练习任务 A
请原样抄写列表中的这些行：从含有“645, 1078, 671]”的那一行开始，到含有“158, 447, 194]”的那一行结束，首尾两行都包括在内。
----------------------------------------
实现功能:1.监控sparkstreaming任务进程是否存在,不存在调起任务
2.监控日志文件,监控脚本通过Crontab一分钟调度一次,每次执行获取两分钟内的日志信息,匹配ERROR,发邮件
config.txt文件(里面有任务名称,任务执行脚本,任务日志路径)
###############################################################################
# Function : 实时任务监控任务配置文件
# Author : ***
# Created Time : 2019-05-09 14:00:00
#
# Format : task_name script_name log_file
# Comment1 :
###############################################################################
#
***.jar ***.sh ***.log
任务调度脚本(监控任务存在,不存再调任务执行脚本,监测ERROR信息).sh
###############################################################################
# Function : 实时任务监控(服务与日志)
----------------------------------------
练习任务 B
把阅读材料中的这句话译成英文：“监控日志文件,监控脚本通过Crontab一分钟调度一次,每次执行获取两分钟内的日志信息,匹配ERROR,发邮件”

数据部分
----------------------------------------
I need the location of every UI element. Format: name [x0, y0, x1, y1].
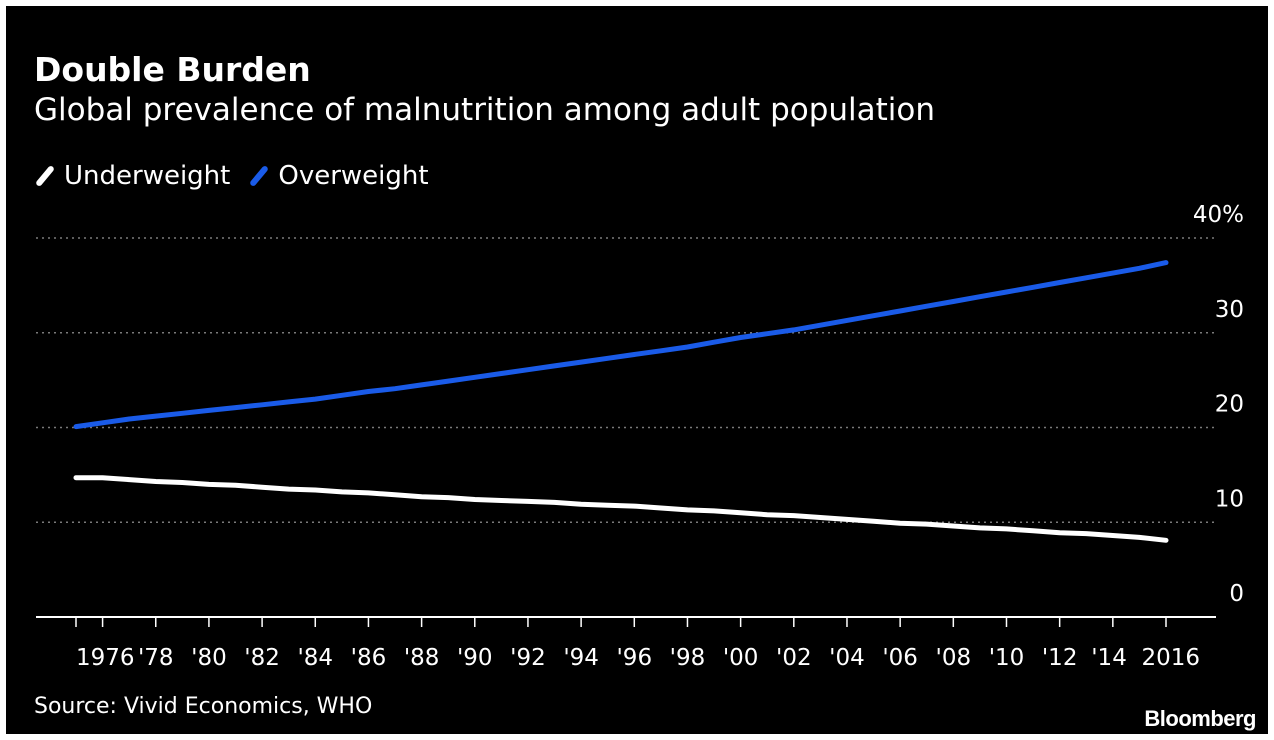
x-tick-label-2012: '12	[1042, 645, 1078, 671]
x-tick-label-1996: '96	[616, 645, 652, 671]
x-tick-label-1988: '88	[404, 645, 440, 671]
legend-label-underweight: Underweight	[64, 161, 231, 191]
x-tick-label-2014: '14	[1091, 645, 1127, 671]
x-tick-label-1998: '98	[670, 645, 706, 671]
chart-panel: Double Burden Global prevalence of malnu…	[6, 6, 1268, 734]
x-tick-label-2016: 2016	[1141, 645, 1200, 671]
chart-title: Double Burden	[34, 50, 311, 89]
x-tick-label-1994: '94	[563, 645, 599, 671]
x-tick-label-1978: '78	[138, 645, 174, 671]
x-tick-label-2004: '04	[829, 645, 865, 671]
chart-legend: Underweight Overweight	[34, 158, 447, 194]
x-tick-label-2008: '08	[936, 645, 972, 671]
series-line-overweight	[73, 260, 1169, 430]
series-line-underweight	[73, 475, 1169, 543]
x-tick-label-1984: '84	[297, 645, 333, 671]
y-tick-label-0: 0	[1229, 581, 1244, 607]
x-tick-label-2000: '00	[723, 645, 759, 671]
x-tick-label-1976: 1976	[76, 645, 135, 671]
legend-item-overweight: Overweight	[248, 161, 429, 191]
x-tick-label-1982: '82	[244, 645, 280, 671]
x-tick-label-1980: '80	[191, 645, 227, 671]
line-chart: 0 10 20 30 40% 1976'78 '80 '82 '84 '86 '88 '90 '92 '9…	[36, 202, 1244, 671]
x-tick-label-1992: '92	[510, 645, 546, 671]
y-tick-label-40: 40%	[1193, 202, 1244, 228]
x-tick-label-2006: '06	[882, 645, 918, 671]
bloomberg-logo: Bloomberg	[1144, 706, 1256, 731]
y-tick-label-10: 10	[1215, 486, 1244, 512]
x-tick-label-1990: '90	[457, 645, 493, 671]
y-tick-label-30: 30	[1215, 297, 1244, 323]
source-note: Source: Vivid Economics, WHO	[34, 694, 373, 719]
chart-subtitle: Global prevalence of malnutrition among …	[34, 92, 936, 128]
legend-item-underweight: Underweight	[34, 161, 230, 191]
x-tick-label-1986: '86	[351, 645, 387, 671]
x-tick-label-2002: '02	[776, 645, 812, 671]
legend-label-overweight: Overweight	[278, 161, 429, 191]
y-tick-label-20: 20	[1215, 392, 1244, 418]
x-tick-label-2010: '10	[989, 645, 1025, 671]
----------------------------------------
完整答案 A
x-tick-label-2012: '12	[1042, 645, 1078, 671]
x-tick-label-1996: '96	[616, 645, 652, 671]
x-tick-label-1988: '88	[404, 645, 440, 671]
legend-label-underweight: Underweight	[64, 161, 231, 191]
x-tick-label-2014: '14	[1091, 645, 1127, 671]
x-tick-label-1998: '98	[670, 645, 706, 671]
chart-panel: Double Burden Global prevalence of malnu…	[6, 6, 1268, 734]
x-tick-label-2016: 2016	[1141, 645, 1200, 671]
chart-title: Double Burden	[34, 50, 311, 89]
x-tick-label-1994: '94	[563, 645, 599, 671]
x-tick-label-1978: '78	[138, 645, 174, 671]
x-tick-label-2004: '04	[829, 645, 865, 671]
chart-legend: Underweight Overweight	[34, 158, 447, 194]

完整答案 B
Monitor the log file: the monitoring script is scheduled through Crontab once a minute, and each run fetches the log information from the last two minutes, matches ERROR, and sends an email.